## Goal of the exercise
In the records that follow, show each line where the word "Output" is present.

## Figure record listings
- - -

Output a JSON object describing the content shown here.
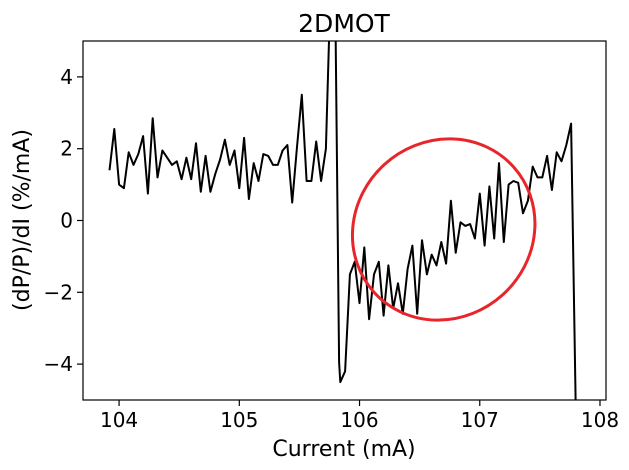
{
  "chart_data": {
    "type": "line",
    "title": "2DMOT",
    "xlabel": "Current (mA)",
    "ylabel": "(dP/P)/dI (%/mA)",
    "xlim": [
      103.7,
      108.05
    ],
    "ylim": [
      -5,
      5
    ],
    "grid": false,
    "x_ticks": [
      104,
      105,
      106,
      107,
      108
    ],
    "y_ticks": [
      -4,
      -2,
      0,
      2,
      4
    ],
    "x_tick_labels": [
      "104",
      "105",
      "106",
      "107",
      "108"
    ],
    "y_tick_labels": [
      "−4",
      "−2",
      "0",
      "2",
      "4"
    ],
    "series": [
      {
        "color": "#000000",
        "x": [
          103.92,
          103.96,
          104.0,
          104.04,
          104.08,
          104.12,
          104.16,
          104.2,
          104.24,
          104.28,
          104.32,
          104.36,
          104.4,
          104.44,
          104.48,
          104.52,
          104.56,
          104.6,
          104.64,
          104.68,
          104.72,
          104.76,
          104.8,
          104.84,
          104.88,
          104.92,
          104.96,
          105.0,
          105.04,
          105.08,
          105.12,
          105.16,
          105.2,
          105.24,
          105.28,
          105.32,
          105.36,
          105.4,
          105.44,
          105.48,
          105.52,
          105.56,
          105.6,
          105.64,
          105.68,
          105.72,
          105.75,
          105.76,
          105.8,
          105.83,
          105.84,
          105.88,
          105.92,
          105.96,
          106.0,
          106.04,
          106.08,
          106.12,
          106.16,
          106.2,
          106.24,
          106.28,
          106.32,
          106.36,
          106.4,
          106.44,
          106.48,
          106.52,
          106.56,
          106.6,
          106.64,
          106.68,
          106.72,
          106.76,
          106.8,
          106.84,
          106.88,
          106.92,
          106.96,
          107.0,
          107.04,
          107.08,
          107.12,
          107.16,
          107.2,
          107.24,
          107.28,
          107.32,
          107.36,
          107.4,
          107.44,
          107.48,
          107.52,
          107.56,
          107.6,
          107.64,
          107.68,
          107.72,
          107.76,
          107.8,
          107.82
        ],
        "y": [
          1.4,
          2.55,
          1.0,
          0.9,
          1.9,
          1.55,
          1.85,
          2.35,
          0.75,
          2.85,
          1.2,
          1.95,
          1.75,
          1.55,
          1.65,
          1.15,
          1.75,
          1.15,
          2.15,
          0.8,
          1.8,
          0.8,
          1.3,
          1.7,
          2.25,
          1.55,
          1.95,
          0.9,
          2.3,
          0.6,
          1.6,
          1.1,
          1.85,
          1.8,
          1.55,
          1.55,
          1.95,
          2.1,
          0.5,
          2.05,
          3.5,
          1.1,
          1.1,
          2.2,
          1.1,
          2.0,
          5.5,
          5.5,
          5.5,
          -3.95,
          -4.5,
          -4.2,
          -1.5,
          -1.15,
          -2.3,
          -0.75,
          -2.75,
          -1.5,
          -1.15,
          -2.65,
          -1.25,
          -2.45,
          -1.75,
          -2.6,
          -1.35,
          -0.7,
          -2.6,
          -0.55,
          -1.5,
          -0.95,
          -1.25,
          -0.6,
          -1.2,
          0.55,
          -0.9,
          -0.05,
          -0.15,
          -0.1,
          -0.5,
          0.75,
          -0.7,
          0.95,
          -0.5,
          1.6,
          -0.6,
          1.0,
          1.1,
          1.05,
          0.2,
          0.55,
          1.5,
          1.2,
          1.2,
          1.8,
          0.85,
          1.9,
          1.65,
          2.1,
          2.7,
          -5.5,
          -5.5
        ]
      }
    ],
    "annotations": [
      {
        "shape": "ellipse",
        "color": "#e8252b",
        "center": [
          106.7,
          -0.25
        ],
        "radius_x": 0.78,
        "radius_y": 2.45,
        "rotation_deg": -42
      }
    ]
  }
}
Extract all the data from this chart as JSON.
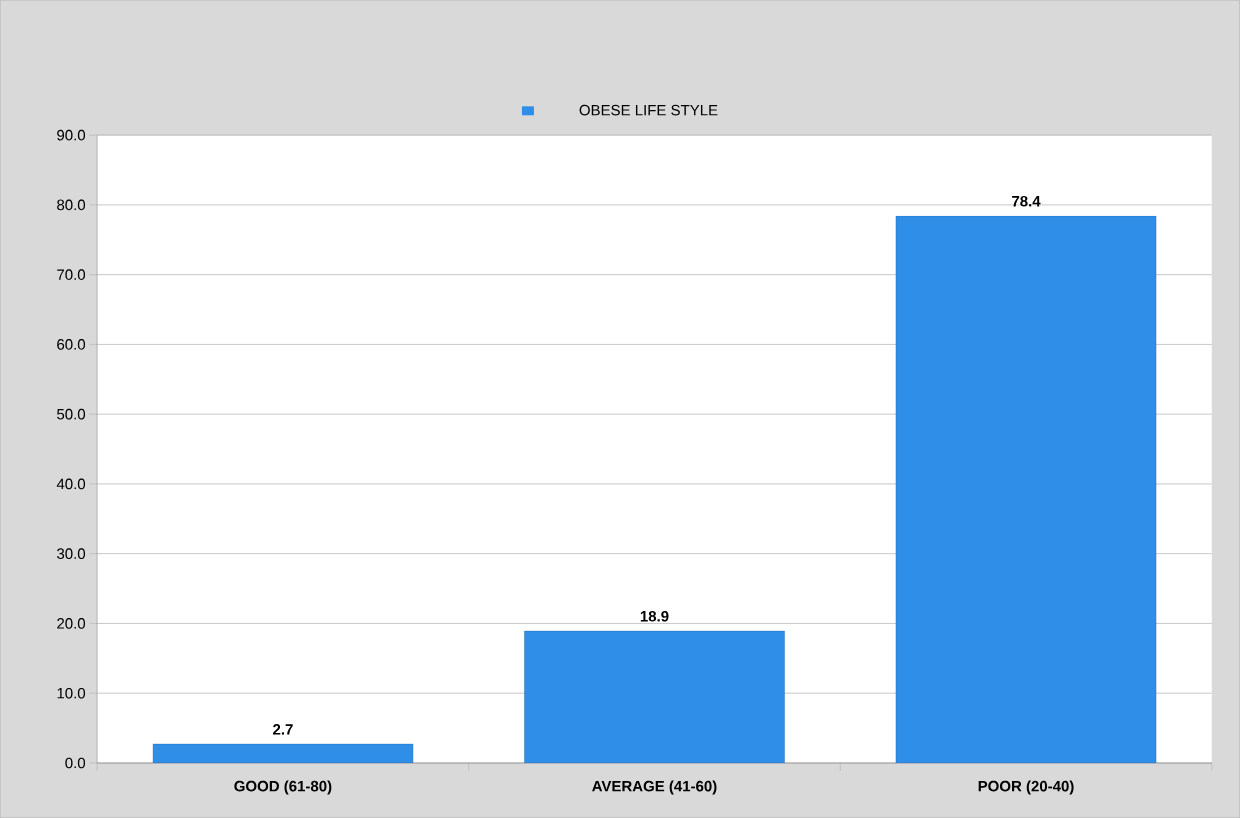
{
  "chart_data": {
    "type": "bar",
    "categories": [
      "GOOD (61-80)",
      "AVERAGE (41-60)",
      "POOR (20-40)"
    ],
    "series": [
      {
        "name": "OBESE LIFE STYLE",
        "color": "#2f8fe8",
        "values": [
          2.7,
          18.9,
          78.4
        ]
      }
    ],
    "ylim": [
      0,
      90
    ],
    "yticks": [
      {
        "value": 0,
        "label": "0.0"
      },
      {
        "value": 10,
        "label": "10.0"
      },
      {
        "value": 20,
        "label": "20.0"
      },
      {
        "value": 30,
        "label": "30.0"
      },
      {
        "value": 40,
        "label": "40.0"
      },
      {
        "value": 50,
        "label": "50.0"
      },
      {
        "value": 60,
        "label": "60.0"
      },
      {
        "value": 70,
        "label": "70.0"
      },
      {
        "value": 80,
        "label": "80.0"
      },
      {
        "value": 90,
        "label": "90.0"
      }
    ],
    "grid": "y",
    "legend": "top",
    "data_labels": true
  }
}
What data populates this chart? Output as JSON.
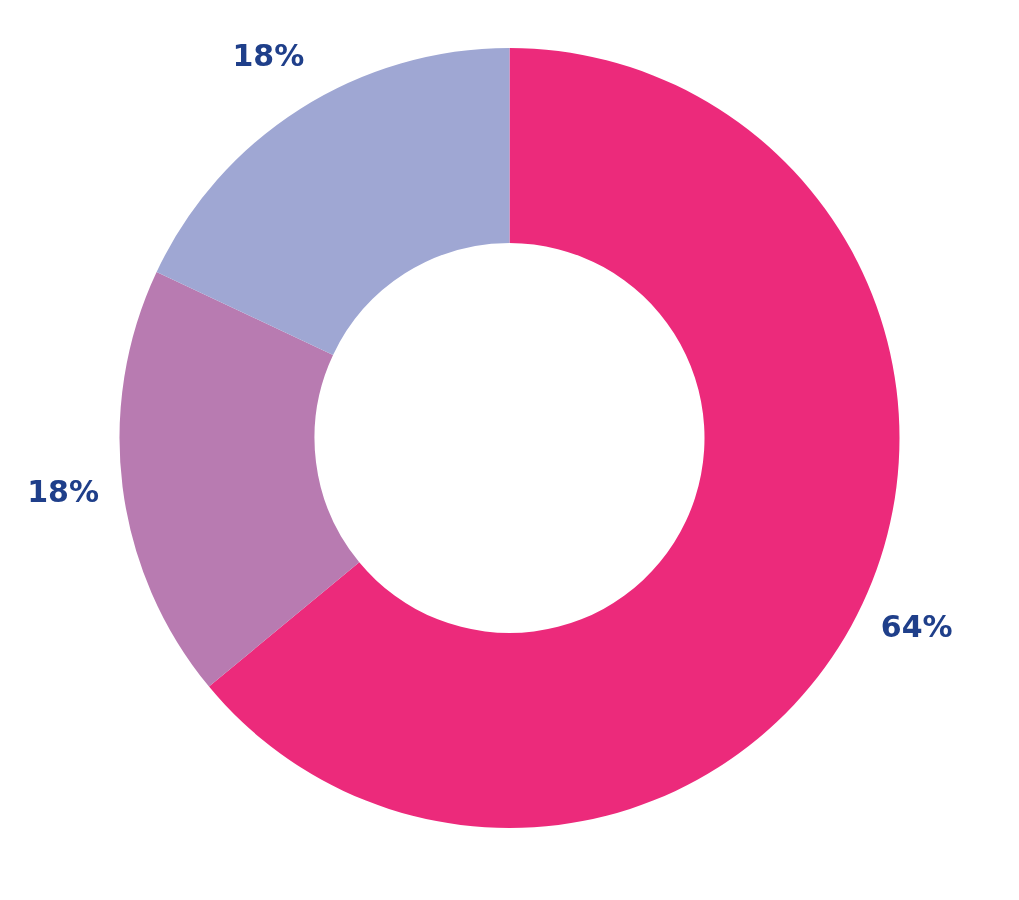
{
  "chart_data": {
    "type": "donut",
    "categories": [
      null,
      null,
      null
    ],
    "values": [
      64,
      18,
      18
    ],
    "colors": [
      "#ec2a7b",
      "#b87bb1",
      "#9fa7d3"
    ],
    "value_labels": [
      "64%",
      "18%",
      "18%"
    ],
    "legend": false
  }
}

- - -

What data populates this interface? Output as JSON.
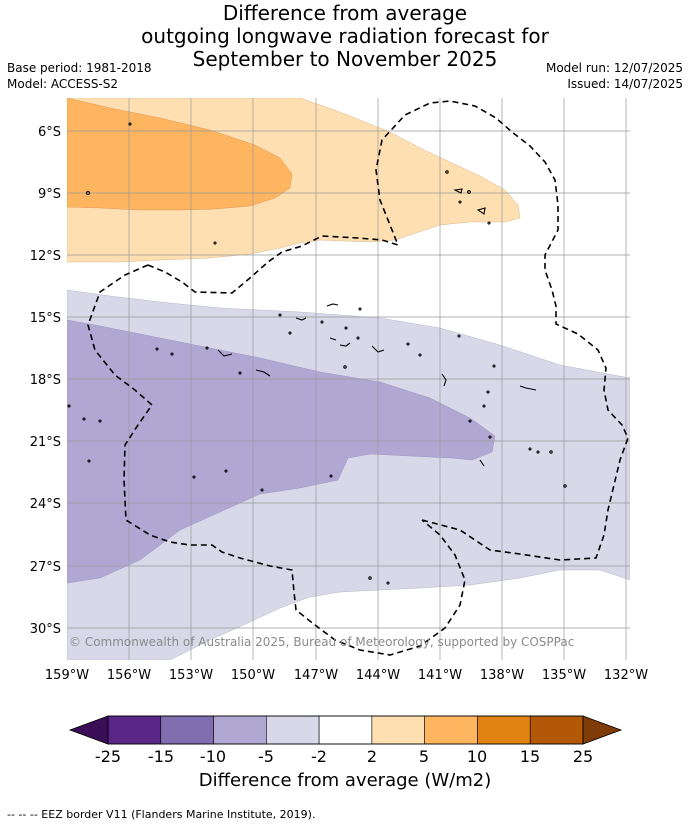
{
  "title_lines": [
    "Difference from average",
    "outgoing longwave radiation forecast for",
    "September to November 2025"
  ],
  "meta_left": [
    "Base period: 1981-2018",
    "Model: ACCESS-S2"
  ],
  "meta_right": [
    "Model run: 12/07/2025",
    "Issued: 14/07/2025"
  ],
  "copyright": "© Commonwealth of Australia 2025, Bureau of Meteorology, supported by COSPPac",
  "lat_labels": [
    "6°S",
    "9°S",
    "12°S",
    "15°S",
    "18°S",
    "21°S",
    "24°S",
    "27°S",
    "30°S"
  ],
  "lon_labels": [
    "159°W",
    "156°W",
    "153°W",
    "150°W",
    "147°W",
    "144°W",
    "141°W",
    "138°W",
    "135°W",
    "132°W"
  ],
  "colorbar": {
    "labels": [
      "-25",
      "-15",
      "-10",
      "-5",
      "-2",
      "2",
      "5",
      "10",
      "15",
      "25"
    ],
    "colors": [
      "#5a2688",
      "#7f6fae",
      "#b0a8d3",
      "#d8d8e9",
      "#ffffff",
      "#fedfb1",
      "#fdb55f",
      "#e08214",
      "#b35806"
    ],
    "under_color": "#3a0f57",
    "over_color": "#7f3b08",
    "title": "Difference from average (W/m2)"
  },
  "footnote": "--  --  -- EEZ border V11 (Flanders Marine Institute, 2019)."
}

- - -

## Solution for this task
Output a JSON object describing the content shown here.
What data populates this chart? Output as JSON.
What data populates this interface? Output as JSON.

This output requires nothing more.